» **Task directions**: Every line of the material is to be repeated exactly as it stands.

» **Exercise input**:

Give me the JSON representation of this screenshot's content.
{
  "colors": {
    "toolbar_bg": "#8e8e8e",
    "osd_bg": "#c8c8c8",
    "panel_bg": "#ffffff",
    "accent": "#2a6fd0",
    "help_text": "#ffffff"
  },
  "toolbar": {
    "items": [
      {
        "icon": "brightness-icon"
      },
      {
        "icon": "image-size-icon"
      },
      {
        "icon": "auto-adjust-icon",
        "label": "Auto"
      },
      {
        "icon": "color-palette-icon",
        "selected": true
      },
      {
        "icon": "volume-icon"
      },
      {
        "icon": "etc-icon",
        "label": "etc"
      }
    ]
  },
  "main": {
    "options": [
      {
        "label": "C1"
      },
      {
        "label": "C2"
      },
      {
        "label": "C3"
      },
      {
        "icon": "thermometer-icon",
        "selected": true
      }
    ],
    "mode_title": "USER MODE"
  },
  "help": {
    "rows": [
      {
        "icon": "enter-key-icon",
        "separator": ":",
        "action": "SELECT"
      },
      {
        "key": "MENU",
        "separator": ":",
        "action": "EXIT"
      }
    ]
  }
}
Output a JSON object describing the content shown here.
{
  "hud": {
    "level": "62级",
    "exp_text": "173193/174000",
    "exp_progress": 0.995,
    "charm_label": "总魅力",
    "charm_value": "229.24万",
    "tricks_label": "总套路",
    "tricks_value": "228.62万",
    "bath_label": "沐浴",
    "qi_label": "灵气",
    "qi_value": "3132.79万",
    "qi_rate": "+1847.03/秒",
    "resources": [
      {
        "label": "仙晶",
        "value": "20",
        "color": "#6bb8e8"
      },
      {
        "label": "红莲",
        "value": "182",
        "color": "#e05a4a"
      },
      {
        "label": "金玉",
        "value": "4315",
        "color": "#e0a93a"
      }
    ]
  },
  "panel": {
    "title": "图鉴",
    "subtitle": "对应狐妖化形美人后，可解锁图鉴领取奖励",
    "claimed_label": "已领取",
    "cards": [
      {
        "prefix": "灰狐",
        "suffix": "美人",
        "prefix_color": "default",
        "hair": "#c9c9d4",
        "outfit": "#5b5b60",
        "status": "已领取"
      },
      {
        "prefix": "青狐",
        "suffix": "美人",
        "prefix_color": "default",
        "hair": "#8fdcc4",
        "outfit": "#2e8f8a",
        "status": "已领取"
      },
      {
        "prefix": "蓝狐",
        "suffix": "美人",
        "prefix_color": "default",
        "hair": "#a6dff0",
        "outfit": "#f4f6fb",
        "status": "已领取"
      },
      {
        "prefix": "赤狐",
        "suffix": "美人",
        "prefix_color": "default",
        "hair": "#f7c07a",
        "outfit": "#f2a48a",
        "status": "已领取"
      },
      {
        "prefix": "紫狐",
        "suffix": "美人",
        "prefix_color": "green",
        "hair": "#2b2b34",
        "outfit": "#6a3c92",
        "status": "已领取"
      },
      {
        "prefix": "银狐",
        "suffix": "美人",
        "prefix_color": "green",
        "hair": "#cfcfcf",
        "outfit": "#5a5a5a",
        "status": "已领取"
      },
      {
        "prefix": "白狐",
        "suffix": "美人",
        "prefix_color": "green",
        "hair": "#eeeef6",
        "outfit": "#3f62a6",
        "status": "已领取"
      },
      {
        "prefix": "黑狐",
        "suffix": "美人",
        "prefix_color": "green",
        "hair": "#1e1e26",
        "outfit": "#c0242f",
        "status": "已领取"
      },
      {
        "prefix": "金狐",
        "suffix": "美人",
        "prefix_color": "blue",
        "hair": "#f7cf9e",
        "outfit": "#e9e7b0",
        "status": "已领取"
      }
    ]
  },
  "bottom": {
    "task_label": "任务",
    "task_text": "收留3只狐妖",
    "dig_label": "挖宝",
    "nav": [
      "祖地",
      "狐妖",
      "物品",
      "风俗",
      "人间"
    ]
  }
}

» **Task response**:
Give me the JSON representation of this screenshot's content.
{
  "colors": {
    "toolbar_bg": "#8e8e8e",
    "osd_bg": "#c8c8c8",
    "panel_bg": "#ffffff",
    "accent": "#2a6fd0",
    "help_text": "#ffffff"
  },
  "toolbar": {
    "items": [
      {
        "icon": "brightness-icon"
      },
      {
        "icon": "image-size-icon"
      },
      {
        "icon": "auto-adjust-icon",
        "label": "Auto"
      },
      {
        "icon": "color-palette-icon",
        "selected": true
      },
      {
        "icon": "volume-icon"
      },
      {
        "icon": "etc-icon",
        "label": "etc"
      }
    ]
  },
  "main": {
    "options": [
      {
        "label": "C1"
      },
      {
        "label": "C2"
      },
      {
        "label": "C3"
      },
      {
        "icon": "thermometer-icon",
        "selected": true
      }
    ],
    "mode_title": "USER MODE"
  },
  "help": {
    "rows": [
      {
        "icon": "enter-key-icon",
        "separator": ":",
        "action": "SELECT"
      },
      {
        "key": "MENU",
        "separator": ":",
        "action": "EXIT"
      }
    ]
  }
}
Output a JSON object describing the content shown here.
{
  "hud": {
    "level": "62级",
    "exp_text": "173193/174000",
    "exp_progress": 0.995,
    "charm_label": "总魅力",
    "charm_value": "229.24万",
    "tricks_label": "总套路",
    "tricks_value": "228.62万",
    "bath_label": "沐浴",
    "qi_label": "灵气",
    "qi_value": "3132.79万",
    "qi_rate": "+1847.03/秒",
    "resources": [
      {
        "label": "仙晶",
        "value": "20",
        "color": "#6bb8e8"
      },
      {
        "label": "红莲",
        "value": "182",
        "color": "#e05a4a"
      },
      {
        "label": "金玉",
        "value": "4315",
        "color": "#e0a93a"
      }
    ]
  },
  "panel": {
    "title": "图鉴",
    "subtitle": "对应狐妖化形美人后，可解锁图鉴领取奖励",
    "claimed_label": "已领取",
    "cards": [
      {
        "prefix": "灰狐",
        "suffix": "美人",
        "prefix_color": "default",
        "hair": "#c9c9d4",
        "outfit": "#5b5b60",
        "status": "已领取"
      },
      {
        "prefix": "青狐",
        "suffix": "美人",
        "prefix_color": "default",
        "hair": "#8fdcc4",
        "outfit": "#2e8f8a",
        "status": "已领取"
      },
      {
        "prefix": "蓝狐",
        "suffix": "美人",
        "prefix_color": "default",
        "hair": "#a6dff0",
        "outfit": "#f4f6fb",
        "status": "已领取"
      },
      {
        "prefix": "赤狐",
        "suffix": "美人",
        "prefix_color": "default",
        "hair": "#f7c07a",
        "outfit": "#f2a48a",
        "status": "已领取"
      },
      {
        "prefix": "紫狐",
        "suffix": "美人",
        "prefix_color": "green",
        "hair": "#2b2b34",
        "outfit": "#6a3c92",
        "status": "已领取"
      },
      {
        "prefix": "银狐",
        "suffix": "美人",
        "prefix_color": "green",
        "hair": "#cfcfcf",
        "outfit": "#5a5a5a",
        "status": "已领取"
      },
      {
        "prefix": "白狐",
        "suffix": "美人",
        "prefix_color": "green",
        "hair": "#eeeef6",
        "outfit": "#3f62a6",
        "status": "已领取"
      },
      {
        "prefix": "黑狐",
        "suffix": "美人",
        "prefix_color": "green",
        "hair": "#1e1e26",
        "outfit": "#c0242f",
        "status": "已领取"
      },
      {
        "prefix": "金狐",
        "suffix": "美人",
        "prefix_color": "blue",
        "hair": "#f7cf9e",
        "outfit": "#e9e7b0",
        "status": "已领取"
      }
    ]
  },
  "bottom": {
    "task_label": "任务",
    "task_text": "收留3只狐妖",
    "dig_label": "挖宝",
    "nav": [
      "祖地",
      "狐妖",
      "物品",
      "风俗",
      "人间"
    ]
  }
}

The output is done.